What the task asks.
Copy, from the data below, each line that has the word "marker".
━━━ Data provided ━━━
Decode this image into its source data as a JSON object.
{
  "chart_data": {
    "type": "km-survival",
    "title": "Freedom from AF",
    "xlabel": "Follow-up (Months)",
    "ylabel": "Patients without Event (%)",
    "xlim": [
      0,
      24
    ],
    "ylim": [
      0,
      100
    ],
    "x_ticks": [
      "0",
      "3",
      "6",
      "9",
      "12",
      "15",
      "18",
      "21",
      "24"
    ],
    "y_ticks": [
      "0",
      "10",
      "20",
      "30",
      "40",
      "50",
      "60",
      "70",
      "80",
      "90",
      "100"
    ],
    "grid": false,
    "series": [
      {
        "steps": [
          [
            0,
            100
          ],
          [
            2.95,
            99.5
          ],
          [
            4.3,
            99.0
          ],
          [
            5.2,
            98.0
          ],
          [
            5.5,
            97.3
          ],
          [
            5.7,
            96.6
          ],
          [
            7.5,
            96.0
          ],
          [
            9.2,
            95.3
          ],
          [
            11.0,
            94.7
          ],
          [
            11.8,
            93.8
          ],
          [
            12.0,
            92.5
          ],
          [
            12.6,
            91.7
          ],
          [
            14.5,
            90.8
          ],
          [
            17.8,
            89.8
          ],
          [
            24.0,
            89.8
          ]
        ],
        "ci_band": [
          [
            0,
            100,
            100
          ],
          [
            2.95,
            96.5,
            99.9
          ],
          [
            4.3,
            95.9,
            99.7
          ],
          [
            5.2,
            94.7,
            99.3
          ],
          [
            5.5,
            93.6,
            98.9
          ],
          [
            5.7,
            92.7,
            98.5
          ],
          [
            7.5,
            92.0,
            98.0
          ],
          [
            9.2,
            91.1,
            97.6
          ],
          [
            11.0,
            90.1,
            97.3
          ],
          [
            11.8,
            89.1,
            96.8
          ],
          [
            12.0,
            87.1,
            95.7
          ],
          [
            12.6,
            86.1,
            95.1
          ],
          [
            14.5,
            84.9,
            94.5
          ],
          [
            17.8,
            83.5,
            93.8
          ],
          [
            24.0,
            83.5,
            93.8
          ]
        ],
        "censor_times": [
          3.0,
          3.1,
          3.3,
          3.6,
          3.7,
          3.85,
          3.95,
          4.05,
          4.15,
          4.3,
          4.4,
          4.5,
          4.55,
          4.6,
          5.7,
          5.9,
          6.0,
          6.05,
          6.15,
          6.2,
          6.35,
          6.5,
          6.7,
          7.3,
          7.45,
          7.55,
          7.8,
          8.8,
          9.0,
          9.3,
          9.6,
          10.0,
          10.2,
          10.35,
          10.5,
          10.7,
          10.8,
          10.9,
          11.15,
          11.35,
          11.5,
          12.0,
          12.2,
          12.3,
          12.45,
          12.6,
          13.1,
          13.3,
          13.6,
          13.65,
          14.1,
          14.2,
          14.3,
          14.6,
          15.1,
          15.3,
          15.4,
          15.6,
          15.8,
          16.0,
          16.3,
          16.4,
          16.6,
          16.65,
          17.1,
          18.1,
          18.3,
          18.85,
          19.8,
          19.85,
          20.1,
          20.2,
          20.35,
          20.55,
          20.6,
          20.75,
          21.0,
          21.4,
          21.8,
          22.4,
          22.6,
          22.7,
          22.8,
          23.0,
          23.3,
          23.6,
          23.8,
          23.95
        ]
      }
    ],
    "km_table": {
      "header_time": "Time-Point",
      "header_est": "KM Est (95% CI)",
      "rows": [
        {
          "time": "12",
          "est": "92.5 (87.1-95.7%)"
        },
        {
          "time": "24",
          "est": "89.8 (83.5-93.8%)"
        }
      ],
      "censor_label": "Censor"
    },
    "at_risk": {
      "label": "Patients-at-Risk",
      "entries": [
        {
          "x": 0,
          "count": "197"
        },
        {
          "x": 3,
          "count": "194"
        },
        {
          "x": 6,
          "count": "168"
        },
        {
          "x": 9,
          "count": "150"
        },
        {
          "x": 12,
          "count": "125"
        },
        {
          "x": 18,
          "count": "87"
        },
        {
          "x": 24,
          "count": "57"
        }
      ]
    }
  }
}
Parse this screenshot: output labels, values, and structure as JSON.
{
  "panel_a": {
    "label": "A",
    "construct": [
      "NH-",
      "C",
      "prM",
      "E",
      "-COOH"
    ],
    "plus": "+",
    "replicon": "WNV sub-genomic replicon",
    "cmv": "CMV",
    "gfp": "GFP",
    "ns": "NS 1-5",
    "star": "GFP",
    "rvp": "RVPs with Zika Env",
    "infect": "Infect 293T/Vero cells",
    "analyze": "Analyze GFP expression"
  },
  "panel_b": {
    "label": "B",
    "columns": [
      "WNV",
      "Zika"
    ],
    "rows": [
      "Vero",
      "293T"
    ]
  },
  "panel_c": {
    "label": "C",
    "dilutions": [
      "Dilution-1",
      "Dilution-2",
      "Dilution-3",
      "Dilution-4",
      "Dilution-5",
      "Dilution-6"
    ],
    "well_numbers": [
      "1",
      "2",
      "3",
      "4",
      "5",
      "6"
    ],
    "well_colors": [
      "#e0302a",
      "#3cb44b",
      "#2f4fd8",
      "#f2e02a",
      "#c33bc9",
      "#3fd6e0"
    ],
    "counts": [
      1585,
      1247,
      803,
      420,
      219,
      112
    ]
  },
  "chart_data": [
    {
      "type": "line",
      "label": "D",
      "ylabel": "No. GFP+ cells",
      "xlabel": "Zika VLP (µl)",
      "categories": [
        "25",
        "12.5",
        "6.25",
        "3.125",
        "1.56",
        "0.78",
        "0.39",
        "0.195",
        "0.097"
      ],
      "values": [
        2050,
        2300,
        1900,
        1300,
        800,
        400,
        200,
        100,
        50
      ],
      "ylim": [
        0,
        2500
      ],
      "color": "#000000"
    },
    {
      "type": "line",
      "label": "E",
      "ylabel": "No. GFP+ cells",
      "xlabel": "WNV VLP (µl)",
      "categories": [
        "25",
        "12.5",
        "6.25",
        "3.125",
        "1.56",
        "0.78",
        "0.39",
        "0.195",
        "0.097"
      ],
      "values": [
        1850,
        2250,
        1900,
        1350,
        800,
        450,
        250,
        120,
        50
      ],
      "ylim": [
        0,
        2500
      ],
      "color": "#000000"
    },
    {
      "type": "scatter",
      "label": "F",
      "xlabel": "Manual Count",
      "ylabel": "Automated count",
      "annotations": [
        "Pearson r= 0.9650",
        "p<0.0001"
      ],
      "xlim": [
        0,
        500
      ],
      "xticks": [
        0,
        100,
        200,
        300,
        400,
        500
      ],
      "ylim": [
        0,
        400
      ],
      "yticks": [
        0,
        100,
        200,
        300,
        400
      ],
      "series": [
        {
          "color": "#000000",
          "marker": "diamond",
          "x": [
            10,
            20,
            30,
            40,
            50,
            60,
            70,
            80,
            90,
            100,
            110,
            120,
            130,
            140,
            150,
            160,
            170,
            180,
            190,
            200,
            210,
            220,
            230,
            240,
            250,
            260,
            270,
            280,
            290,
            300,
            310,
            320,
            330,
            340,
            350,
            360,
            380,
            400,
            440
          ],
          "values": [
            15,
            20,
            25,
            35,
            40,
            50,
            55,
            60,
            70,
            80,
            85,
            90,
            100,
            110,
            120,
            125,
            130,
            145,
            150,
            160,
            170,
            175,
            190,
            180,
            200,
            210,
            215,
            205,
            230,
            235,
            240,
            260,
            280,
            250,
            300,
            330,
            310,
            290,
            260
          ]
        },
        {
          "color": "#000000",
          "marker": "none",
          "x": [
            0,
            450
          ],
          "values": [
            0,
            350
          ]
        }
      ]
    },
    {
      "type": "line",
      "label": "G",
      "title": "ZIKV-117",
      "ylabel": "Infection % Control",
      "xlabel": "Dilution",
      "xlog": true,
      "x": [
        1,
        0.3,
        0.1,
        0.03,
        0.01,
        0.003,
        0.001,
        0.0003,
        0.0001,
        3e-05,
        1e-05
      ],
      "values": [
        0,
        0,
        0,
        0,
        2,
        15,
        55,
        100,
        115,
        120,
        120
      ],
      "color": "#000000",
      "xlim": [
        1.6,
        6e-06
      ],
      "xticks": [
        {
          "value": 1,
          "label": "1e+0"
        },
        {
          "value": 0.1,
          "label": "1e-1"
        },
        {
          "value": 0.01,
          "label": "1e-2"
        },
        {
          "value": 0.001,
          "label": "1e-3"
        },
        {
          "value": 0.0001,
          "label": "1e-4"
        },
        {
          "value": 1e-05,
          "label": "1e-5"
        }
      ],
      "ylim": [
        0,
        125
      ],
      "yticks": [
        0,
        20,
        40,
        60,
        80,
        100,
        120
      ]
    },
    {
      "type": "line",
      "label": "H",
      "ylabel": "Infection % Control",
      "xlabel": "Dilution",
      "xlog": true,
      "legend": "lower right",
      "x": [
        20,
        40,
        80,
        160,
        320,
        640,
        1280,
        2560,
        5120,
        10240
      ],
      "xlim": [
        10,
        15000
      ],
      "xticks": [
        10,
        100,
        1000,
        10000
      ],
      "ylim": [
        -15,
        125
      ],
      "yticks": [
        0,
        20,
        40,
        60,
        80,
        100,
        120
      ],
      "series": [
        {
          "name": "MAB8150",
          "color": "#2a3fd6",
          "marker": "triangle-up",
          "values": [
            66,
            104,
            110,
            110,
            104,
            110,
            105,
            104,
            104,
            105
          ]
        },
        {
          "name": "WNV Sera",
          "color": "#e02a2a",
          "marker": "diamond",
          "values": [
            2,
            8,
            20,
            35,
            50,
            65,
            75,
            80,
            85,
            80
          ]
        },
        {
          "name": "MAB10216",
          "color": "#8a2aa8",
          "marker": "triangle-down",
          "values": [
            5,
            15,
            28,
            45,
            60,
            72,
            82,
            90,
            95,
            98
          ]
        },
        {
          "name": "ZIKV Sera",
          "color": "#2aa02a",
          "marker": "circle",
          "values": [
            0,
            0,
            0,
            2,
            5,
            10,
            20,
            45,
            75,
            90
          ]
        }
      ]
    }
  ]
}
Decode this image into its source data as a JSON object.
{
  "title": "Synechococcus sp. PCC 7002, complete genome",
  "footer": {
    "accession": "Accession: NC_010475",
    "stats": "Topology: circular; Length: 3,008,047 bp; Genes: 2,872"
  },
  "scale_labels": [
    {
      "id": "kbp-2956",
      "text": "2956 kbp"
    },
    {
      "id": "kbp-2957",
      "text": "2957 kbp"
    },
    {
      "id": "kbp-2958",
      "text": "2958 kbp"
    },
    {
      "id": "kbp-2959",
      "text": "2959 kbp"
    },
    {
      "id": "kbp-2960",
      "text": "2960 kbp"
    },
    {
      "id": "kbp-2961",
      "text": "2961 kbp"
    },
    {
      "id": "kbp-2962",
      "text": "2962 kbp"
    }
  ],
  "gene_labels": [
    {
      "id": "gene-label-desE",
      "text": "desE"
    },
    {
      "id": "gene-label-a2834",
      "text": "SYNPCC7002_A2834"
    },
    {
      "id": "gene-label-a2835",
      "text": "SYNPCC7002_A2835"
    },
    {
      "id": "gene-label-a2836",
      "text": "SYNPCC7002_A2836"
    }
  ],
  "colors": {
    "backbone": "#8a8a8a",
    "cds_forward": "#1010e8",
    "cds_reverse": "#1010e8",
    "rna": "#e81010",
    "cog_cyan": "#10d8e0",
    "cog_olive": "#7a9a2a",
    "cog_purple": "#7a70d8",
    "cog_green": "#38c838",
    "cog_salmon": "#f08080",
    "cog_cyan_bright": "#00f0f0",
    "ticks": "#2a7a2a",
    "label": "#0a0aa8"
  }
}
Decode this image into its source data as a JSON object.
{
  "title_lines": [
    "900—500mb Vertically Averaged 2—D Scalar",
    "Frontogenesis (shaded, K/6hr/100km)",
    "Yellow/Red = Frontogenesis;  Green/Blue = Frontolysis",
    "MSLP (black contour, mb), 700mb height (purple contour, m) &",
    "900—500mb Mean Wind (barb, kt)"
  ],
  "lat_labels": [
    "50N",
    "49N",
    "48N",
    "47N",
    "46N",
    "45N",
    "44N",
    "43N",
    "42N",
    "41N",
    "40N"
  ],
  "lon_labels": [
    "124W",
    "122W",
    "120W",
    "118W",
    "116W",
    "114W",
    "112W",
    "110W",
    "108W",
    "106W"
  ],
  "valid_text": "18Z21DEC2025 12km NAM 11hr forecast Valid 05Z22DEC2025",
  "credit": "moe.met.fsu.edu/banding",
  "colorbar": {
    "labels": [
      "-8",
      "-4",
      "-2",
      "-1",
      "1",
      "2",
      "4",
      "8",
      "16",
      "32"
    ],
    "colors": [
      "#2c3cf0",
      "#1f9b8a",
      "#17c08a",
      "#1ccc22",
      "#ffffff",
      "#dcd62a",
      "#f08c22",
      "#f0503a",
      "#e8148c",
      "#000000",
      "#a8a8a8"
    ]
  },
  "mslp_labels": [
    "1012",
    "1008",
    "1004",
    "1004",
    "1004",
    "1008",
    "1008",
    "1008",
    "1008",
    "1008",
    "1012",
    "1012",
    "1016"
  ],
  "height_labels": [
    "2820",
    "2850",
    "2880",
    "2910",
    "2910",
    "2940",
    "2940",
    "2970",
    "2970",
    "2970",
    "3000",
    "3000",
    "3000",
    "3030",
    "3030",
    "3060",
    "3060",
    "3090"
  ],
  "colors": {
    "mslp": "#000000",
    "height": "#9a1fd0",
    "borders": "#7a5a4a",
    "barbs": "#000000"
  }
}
━━━
Exercise result.
          "marker": "diamond",
          "marker": "none",
          "marker": "triangle-up",
          "marker": "diamond",
          "marker": "triangle-down",
          "marker": "circle",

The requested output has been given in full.